# What to work on:
Tally the lines containing the word "Witamina" and give the total alone.

# Raw data:
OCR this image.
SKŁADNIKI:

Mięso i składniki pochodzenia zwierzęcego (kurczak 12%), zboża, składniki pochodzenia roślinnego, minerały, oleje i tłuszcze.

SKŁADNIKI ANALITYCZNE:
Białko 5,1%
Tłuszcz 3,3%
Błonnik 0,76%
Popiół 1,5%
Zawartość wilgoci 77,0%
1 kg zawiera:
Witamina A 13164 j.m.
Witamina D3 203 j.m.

# Solved exercise:
2